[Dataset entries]
++++

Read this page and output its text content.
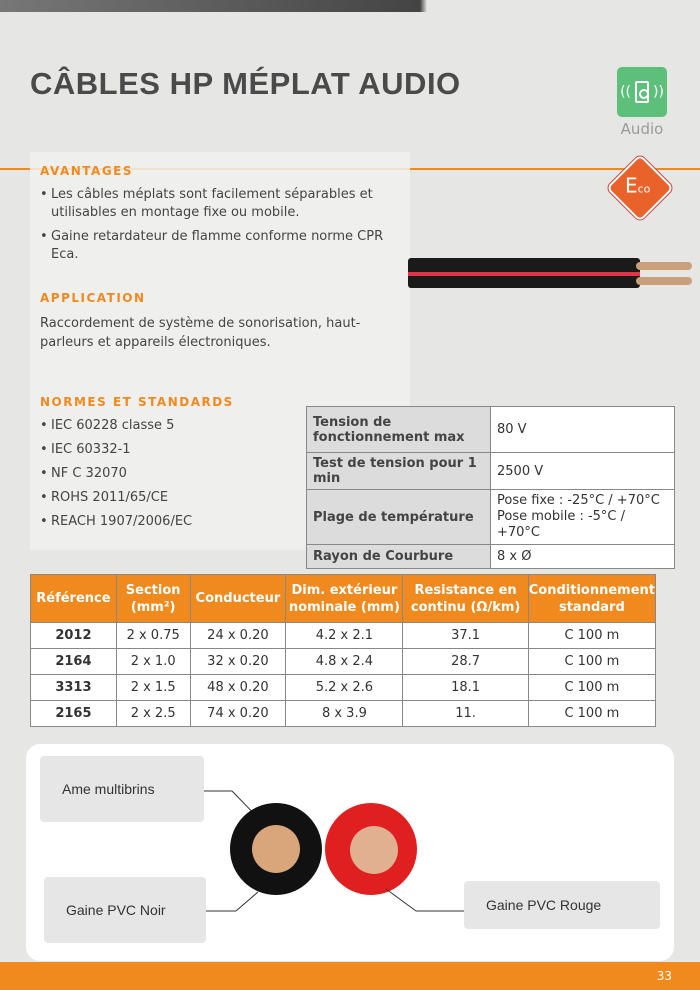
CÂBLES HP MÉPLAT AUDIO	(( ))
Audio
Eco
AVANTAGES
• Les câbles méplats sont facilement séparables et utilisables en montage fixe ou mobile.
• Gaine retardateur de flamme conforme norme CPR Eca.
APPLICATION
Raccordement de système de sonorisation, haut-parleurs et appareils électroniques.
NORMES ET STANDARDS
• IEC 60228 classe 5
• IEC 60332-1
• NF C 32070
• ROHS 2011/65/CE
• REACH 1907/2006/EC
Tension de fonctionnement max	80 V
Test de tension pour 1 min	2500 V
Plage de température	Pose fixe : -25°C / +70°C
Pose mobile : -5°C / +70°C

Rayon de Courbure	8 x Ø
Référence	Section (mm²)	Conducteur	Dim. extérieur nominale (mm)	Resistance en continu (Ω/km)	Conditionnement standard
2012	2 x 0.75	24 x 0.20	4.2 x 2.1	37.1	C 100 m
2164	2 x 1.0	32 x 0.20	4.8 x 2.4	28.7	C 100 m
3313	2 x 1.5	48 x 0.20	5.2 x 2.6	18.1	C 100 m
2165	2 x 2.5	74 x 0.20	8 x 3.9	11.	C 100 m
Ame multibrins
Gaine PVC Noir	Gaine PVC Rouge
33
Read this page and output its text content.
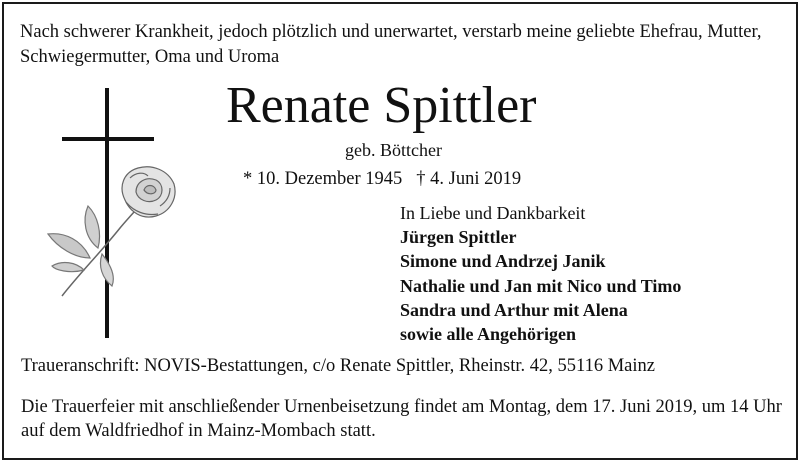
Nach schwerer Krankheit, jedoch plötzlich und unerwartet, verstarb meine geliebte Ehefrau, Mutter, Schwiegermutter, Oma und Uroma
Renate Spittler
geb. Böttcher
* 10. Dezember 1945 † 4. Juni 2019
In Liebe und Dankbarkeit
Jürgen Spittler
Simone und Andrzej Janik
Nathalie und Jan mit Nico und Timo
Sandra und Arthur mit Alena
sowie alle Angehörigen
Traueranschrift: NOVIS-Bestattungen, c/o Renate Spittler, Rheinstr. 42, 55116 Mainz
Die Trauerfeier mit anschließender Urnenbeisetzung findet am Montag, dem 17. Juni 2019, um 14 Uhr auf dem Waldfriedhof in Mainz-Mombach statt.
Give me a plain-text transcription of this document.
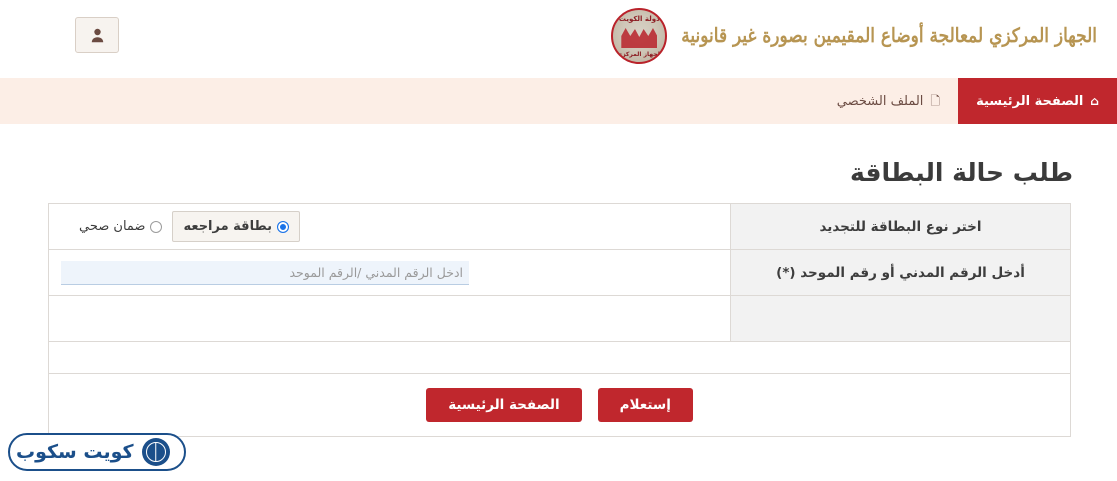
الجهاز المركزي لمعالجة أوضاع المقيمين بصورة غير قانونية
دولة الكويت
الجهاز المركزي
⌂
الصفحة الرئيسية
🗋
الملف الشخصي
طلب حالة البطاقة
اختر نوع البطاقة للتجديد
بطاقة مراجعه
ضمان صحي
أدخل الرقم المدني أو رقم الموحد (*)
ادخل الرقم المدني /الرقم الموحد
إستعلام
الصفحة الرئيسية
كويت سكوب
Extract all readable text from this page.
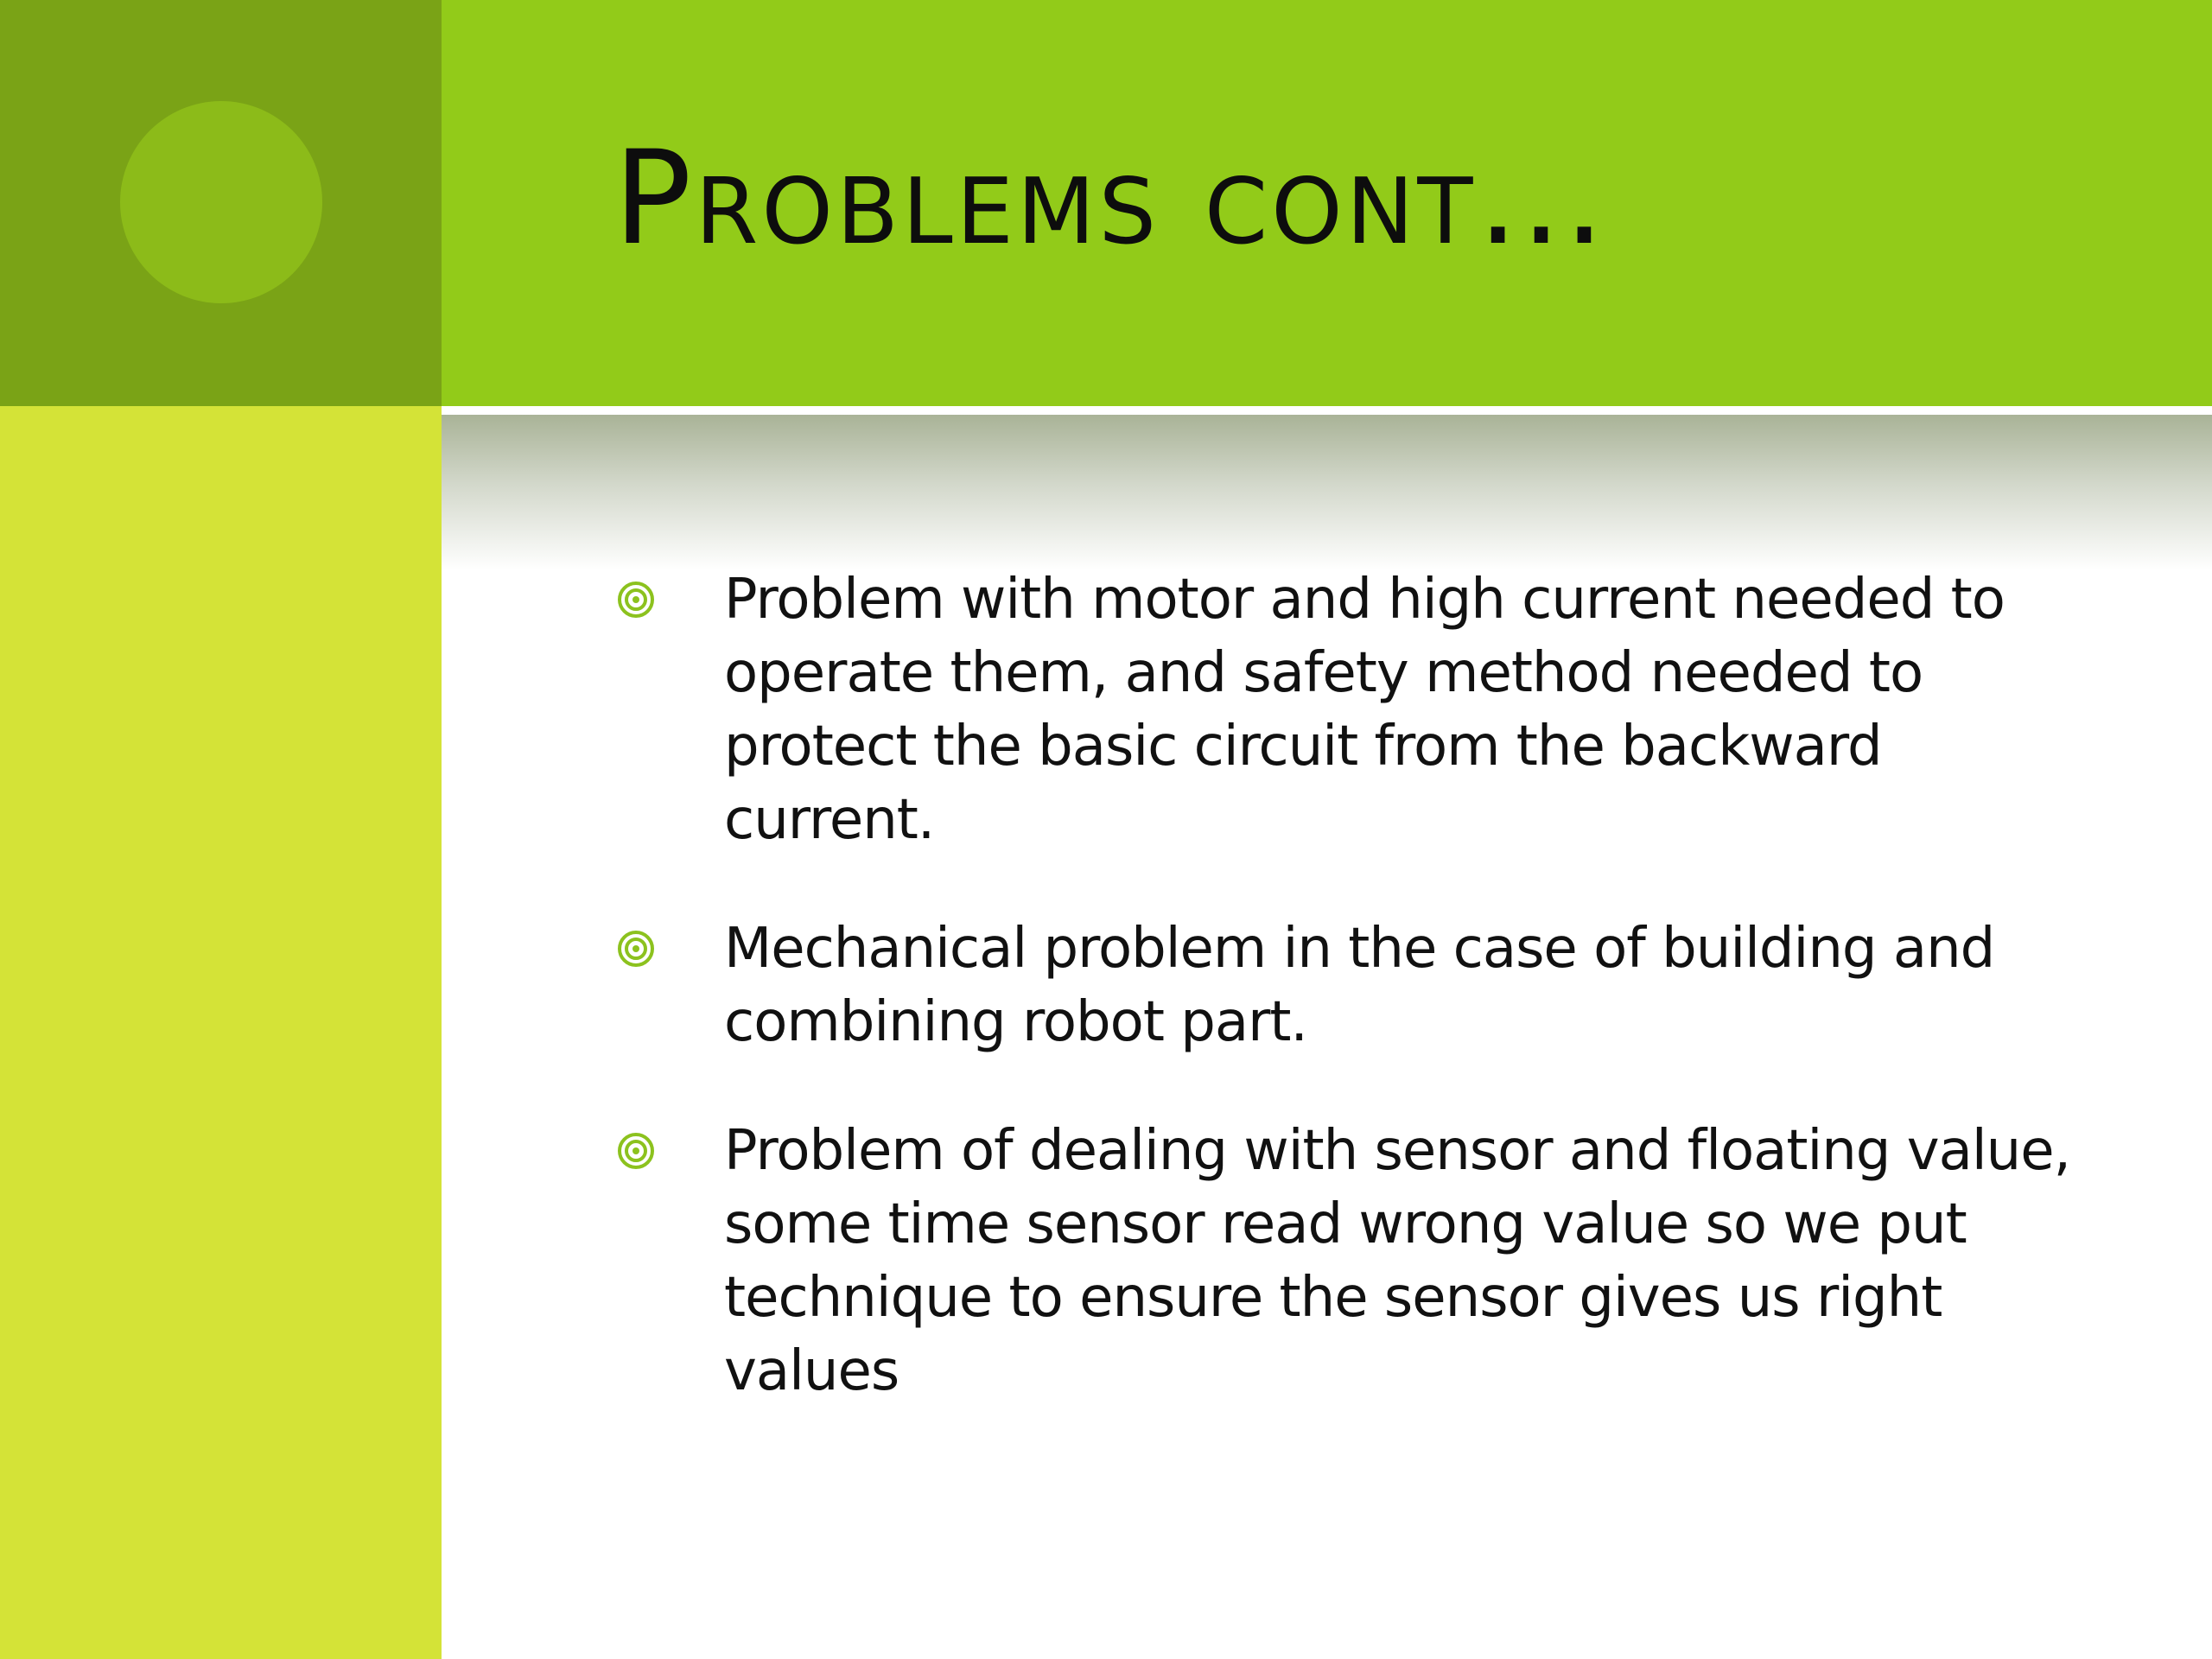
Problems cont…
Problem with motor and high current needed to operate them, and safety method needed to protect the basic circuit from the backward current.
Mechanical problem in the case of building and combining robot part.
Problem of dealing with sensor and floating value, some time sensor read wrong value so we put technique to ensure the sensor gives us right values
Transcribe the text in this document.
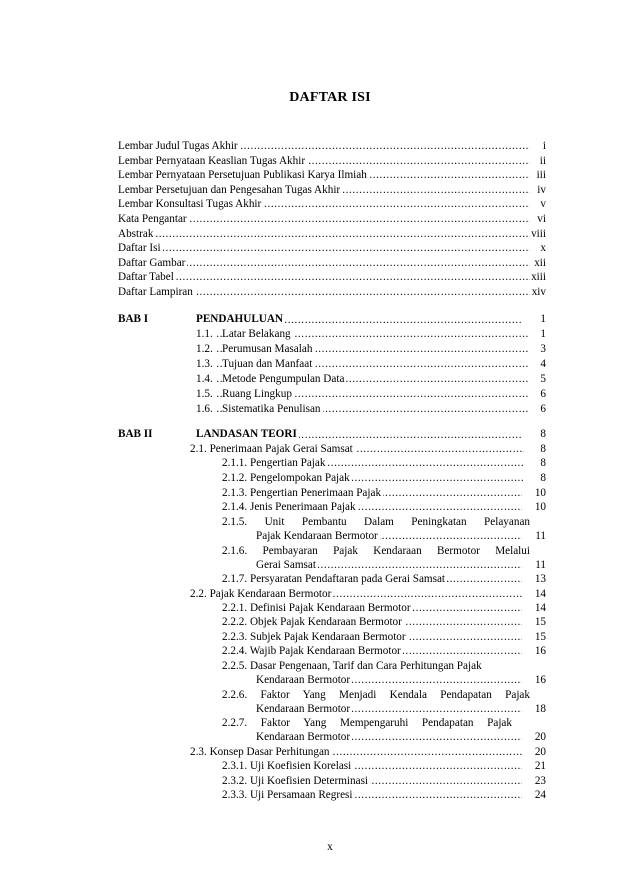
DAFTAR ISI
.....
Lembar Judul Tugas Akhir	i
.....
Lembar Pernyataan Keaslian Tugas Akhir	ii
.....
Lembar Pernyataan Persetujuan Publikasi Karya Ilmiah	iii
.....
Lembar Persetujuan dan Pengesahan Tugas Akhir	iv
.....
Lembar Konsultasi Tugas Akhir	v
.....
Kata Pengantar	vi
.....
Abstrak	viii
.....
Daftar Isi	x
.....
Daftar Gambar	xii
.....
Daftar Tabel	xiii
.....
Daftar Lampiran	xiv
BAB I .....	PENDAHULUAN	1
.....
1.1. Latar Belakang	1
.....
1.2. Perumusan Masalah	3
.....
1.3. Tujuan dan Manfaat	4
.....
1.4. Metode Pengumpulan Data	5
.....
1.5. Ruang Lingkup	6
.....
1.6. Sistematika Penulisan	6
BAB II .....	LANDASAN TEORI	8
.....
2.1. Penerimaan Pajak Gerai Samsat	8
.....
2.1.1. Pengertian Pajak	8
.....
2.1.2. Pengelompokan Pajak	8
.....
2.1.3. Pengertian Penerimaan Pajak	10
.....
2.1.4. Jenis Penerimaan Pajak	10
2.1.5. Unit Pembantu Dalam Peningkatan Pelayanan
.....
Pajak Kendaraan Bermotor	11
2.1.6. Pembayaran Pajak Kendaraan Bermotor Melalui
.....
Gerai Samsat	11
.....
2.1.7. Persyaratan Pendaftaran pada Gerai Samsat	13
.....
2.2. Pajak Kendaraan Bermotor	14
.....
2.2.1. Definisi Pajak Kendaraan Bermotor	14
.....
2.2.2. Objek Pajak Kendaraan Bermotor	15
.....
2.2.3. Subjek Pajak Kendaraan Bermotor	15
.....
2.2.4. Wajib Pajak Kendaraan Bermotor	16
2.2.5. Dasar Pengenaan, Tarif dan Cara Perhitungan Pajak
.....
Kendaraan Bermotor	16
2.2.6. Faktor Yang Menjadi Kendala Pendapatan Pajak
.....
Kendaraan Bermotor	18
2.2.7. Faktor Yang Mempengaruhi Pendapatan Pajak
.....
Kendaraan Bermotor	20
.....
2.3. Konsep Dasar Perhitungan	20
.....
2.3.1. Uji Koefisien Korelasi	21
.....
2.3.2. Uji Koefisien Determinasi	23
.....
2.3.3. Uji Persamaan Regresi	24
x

++++

• PROBLEM STATEMENT: Look through the entries above and list every line containing "Mainz".

• EXERCISE RESPONSE:
Traueranschrift: NOVIS-Bestattungen, c/o Renate Spittler, Rheinstr. 42, 55116 Mainz
Die Trauerfeier mit anschließender Urnenbeisetzung findet am Montag, dem 17. Juni 2019, um 14 Uhr auf dem Waldfriedhof in Mainz-Mombach statt.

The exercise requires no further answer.